■ OBJECTIVE:
In the entries below, find the lines that contain the word "holm" and copy them.

◆ ◆ ◆

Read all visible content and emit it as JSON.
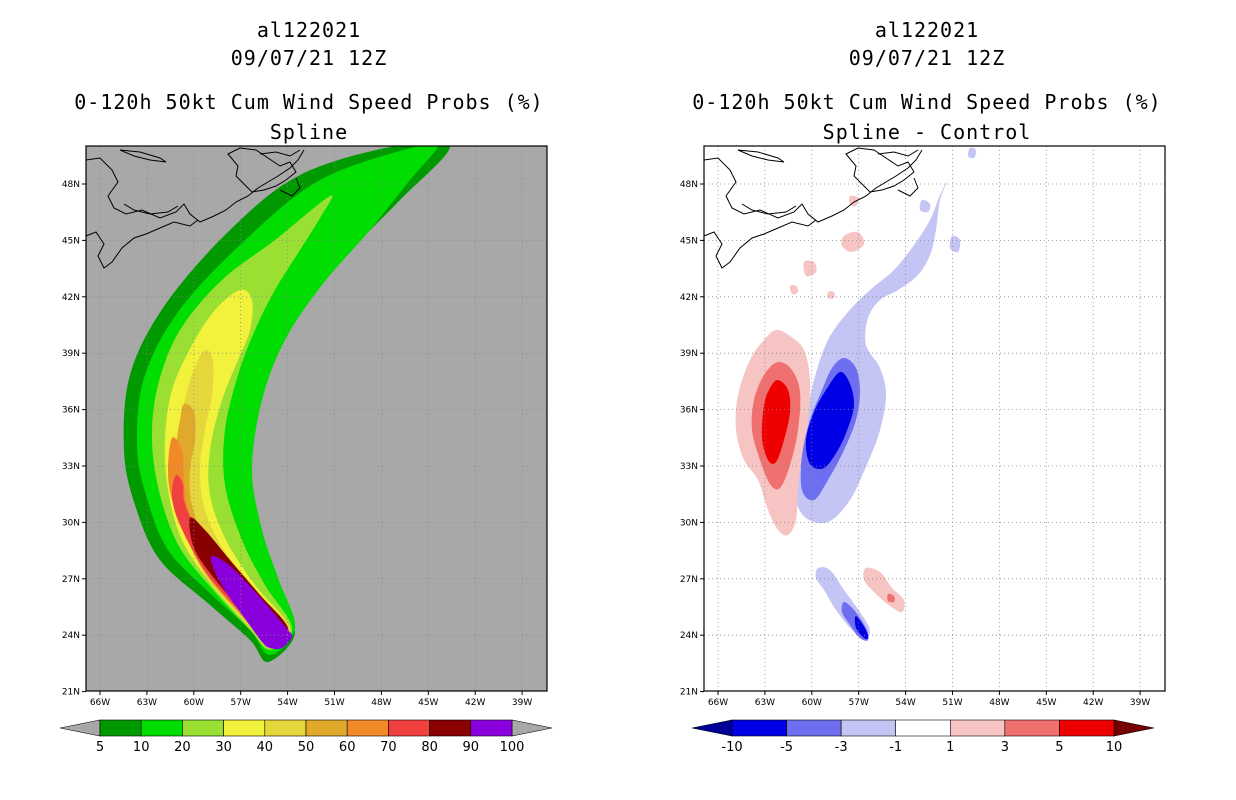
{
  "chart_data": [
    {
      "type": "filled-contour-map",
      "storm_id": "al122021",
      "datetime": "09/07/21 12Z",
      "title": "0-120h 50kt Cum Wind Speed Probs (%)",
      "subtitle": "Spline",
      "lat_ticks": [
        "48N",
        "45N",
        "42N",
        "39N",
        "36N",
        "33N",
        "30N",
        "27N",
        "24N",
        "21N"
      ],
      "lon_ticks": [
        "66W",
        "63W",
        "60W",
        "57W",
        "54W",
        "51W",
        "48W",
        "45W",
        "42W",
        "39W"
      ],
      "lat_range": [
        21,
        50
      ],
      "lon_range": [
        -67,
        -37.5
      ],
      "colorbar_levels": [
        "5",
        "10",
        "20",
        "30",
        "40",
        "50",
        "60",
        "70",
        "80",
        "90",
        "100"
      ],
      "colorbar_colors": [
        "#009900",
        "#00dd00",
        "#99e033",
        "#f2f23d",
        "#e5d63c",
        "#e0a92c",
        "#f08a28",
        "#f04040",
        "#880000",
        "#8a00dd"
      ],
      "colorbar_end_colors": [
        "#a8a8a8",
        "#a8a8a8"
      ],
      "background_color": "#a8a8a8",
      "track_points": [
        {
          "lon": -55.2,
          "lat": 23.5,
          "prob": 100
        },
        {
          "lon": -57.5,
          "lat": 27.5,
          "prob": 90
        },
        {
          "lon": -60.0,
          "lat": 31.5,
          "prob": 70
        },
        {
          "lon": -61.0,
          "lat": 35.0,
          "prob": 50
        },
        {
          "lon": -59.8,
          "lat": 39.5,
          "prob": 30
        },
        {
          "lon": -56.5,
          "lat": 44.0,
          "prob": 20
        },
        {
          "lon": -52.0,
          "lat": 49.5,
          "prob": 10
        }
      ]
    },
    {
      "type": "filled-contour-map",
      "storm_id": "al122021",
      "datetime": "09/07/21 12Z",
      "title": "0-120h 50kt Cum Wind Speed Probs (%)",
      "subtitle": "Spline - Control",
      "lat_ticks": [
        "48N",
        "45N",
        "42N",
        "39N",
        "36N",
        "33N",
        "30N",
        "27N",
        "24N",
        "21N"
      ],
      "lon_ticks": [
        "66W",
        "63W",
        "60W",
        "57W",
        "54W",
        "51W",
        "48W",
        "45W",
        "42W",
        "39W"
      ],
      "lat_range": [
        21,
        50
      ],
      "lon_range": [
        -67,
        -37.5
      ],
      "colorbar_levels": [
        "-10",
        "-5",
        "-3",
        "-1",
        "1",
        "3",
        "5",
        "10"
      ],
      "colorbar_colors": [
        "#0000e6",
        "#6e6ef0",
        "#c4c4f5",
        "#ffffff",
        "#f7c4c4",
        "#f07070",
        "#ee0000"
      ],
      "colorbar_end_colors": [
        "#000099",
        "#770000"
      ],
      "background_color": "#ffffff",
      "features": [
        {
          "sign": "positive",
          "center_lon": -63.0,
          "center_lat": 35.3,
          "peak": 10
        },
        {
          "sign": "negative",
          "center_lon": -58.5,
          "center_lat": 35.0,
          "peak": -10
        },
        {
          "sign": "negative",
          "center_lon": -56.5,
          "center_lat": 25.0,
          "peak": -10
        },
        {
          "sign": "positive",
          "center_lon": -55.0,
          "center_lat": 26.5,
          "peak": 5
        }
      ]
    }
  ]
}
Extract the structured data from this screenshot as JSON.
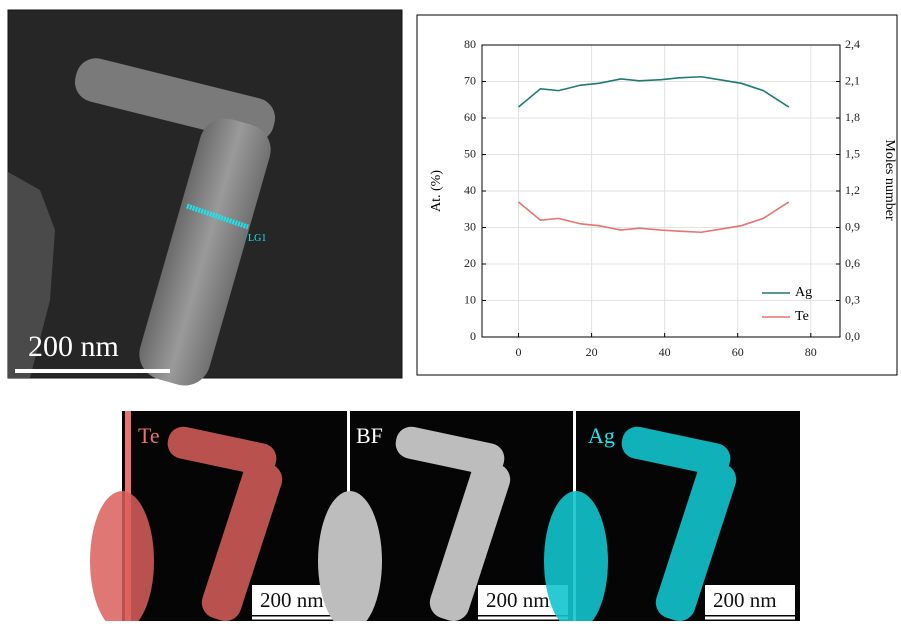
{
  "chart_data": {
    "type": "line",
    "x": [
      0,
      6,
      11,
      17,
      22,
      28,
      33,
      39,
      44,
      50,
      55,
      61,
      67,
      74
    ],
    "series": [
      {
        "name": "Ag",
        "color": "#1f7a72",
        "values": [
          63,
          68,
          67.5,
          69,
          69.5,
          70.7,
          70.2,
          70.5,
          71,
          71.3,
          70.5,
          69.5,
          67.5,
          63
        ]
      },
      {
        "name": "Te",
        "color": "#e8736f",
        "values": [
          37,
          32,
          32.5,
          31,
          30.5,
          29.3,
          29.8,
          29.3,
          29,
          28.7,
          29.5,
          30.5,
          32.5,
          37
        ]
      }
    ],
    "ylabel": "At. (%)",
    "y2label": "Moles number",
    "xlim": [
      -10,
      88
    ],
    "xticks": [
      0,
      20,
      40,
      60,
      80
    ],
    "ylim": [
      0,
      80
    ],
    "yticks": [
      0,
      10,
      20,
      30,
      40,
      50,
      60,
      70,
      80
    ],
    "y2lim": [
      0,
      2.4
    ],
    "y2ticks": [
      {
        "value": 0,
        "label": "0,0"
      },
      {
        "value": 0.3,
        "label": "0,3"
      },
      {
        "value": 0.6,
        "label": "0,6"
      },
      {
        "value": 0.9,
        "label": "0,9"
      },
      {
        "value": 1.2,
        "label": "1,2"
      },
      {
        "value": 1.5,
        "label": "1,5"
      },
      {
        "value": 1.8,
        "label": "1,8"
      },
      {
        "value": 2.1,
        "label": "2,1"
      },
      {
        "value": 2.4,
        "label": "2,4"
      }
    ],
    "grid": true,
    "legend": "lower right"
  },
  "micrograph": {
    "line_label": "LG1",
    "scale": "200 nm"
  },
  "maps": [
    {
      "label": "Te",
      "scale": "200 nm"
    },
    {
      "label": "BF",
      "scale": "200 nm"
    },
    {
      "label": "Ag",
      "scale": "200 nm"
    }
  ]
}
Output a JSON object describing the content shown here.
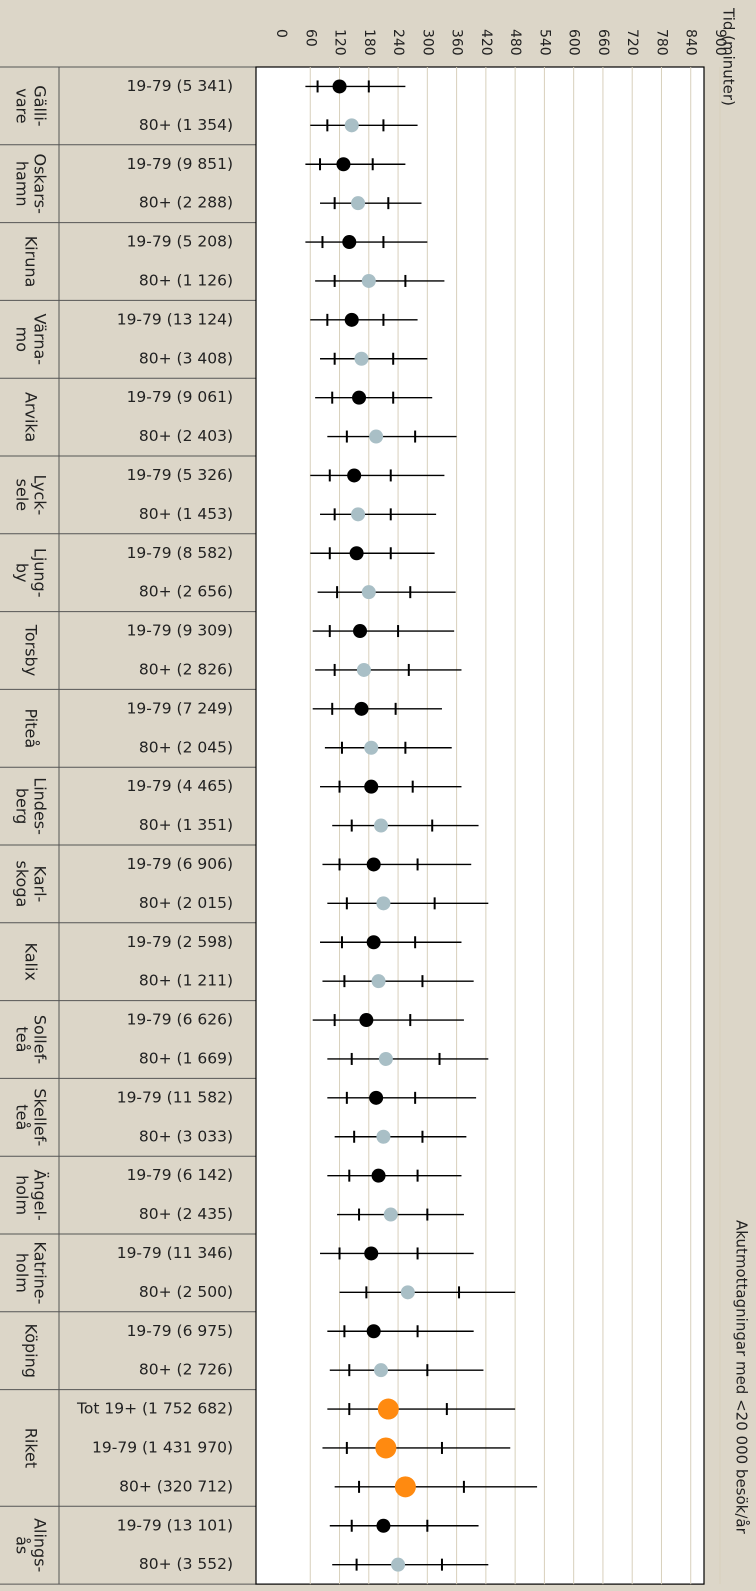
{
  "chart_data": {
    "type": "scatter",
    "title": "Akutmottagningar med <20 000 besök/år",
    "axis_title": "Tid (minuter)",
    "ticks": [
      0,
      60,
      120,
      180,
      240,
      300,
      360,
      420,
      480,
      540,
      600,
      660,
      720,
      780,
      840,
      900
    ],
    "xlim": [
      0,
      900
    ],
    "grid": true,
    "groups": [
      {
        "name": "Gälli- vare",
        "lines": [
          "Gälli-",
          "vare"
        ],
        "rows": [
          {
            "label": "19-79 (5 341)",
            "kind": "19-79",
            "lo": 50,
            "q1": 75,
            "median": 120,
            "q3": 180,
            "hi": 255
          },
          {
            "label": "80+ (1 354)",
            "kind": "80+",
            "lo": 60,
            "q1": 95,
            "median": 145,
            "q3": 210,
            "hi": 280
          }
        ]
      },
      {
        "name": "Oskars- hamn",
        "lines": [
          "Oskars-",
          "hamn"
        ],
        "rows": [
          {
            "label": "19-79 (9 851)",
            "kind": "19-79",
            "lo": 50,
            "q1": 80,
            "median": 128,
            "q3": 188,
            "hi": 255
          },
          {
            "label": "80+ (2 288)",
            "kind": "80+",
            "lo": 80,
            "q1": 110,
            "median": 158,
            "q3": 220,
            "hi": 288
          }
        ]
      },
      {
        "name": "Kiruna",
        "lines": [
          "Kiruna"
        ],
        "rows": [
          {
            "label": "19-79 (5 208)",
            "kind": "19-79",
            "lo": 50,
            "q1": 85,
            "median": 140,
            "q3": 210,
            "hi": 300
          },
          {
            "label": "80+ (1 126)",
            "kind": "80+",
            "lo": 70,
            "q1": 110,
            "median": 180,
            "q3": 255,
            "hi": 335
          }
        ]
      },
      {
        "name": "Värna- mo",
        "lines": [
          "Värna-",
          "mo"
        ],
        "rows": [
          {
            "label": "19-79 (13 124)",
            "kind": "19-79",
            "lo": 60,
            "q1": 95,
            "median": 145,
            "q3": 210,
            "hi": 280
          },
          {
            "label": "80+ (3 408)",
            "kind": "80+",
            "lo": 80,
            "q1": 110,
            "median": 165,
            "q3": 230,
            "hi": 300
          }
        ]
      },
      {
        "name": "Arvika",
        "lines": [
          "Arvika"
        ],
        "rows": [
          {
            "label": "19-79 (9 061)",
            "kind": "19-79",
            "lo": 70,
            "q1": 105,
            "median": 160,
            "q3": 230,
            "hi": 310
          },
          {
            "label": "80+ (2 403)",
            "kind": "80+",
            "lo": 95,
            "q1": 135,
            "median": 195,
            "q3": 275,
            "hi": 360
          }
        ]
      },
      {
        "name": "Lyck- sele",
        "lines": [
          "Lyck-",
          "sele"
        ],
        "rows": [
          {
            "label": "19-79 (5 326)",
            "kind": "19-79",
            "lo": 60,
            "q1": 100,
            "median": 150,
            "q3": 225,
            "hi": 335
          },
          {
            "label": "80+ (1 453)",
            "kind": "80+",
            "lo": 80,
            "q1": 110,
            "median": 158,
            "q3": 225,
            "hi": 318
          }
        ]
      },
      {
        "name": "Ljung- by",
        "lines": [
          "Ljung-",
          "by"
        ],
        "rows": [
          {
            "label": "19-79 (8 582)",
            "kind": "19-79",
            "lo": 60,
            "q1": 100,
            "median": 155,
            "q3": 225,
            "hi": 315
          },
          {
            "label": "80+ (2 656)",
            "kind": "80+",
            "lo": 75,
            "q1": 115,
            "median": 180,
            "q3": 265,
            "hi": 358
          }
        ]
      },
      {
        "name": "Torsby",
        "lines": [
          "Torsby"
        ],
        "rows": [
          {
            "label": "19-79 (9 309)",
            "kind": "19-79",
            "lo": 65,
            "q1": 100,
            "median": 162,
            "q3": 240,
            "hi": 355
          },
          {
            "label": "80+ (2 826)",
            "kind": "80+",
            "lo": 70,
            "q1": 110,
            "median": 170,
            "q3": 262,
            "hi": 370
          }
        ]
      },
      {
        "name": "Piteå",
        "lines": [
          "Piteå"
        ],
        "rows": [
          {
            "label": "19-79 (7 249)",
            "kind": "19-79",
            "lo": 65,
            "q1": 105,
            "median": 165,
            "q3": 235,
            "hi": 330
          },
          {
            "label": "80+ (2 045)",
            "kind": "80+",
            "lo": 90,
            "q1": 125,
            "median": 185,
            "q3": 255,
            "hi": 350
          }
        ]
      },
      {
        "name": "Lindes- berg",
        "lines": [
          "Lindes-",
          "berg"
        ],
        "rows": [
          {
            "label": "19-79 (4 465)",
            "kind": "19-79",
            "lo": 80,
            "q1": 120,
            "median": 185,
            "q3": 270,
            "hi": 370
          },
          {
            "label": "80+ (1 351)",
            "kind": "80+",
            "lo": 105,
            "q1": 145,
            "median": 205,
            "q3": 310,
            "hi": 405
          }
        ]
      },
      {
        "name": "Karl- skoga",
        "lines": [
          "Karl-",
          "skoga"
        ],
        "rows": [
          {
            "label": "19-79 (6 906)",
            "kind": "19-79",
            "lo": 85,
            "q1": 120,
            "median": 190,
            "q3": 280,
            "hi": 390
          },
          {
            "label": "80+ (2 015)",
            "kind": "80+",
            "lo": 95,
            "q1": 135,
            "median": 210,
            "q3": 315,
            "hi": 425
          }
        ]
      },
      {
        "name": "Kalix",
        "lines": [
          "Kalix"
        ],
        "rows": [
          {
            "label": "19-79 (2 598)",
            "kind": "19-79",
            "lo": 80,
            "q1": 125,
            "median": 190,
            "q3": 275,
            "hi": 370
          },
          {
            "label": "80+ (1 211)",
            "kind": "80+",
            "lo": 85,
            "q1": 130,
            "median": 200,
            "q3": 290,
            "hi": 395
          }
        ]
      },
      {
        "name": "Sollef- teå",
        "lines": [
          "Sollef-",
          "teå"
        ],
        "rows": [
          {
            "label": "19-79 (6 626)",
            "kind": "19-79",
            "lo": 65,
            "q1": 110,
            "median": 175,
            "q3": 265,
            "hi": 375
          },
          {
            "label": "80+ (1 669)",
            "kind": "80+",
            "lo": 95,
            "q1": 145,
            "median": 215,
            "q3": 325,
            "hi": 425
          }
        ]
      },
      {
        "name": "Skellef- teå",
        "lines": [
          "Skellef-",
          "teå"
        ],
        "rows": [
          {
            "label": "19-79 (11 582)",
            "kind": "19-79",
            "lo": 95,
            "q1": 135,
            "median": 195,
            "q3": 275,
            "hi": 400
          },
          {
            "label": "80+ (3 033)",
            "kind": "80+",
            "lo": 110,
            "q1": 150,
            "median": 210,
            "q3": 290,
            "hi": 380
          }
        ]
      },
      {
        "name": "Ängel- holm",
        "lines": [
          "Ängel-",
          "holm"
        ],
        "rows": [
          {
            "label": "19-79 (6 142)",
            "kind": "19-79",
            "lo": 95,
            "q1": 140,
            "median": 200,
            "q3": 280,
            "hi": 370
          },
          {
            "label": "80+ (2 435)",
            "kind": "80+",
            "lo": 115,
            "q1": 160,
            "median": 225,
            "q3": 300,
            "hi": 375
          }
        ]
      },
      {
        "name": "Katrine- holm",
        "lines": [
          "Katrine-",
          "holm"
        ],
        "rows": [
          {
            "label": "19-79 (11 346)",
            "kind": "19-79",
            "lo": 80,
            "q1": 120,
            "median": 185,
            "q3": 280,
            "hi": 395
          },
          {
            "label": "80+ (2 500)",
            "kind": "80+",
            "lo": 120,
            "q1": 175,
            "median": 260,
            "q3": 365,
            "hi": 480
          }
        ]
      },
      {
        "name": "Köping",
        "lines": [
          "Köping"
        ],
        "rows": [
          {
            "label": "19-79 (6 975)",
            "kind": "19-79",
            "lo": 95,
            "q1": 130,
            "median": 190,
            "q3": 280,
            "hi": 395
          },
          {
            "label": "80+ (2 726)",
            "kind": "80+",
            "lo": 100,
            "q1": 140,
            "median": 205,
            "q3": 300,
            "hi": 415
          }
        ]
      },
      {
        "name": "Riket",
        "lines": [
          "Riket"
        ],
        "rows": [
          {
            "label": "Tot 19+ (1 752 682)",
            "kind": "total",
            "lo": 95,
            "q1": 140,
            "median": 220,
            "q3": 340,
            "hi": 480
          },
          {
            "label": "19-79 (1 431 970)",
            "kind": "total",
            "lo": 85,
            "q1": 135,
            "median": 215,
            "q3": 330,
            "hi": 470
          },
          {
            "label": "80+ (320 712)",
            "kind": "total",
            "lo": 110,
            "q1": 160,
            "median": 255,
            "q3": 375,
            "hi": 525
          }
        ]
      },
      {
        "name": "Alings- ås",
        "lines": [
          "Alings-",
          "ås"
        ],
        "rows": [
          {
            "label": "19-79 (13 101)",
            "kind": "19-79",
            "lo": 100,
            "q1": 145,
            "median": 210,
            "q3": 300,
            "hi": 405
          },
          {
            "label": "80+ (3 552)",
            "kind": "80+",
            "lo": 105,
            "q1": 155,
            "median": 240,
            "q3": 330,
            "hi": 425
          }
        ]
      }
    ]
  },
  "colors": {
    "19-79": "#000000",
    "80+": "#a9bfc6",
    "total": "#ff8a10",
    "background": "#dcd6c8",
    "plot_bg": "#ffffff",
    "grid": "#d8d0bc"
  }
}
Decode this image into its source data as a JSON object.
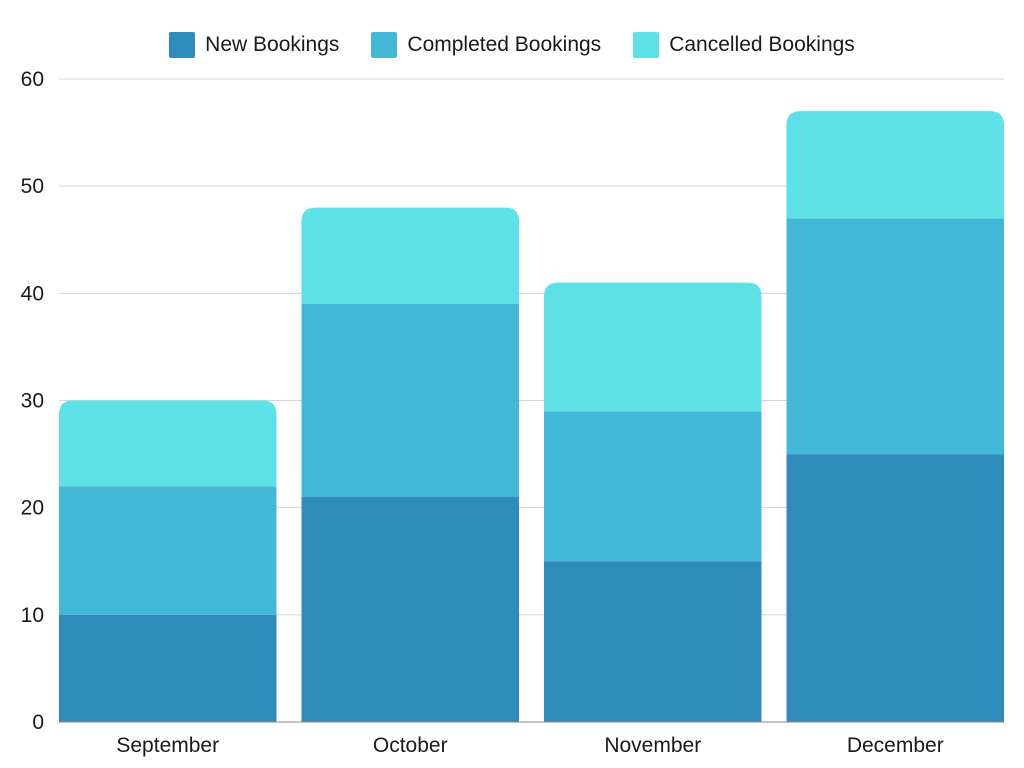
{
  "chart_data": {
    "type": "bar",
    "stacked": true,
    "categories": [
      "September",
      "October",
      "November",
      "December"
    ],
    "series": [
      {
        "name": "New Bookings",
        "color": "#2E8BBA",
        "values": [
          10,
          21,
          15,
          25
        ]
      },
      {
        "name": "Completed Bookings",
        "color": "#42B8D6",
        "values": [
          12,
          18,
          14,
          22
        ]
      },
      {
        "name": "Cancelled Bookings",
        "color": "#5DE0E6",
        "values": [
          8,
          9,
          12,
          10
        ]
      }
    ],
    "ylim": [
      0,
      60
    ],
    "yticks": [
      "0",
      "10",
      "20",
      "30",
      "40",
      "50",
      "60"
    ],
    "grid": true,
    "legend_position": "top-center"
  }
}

◆ ◆ ◆

■ REPLY:
        "name": "Ängel- holm",
          "holm"
        "name": "Katrine- holm",
          "holm"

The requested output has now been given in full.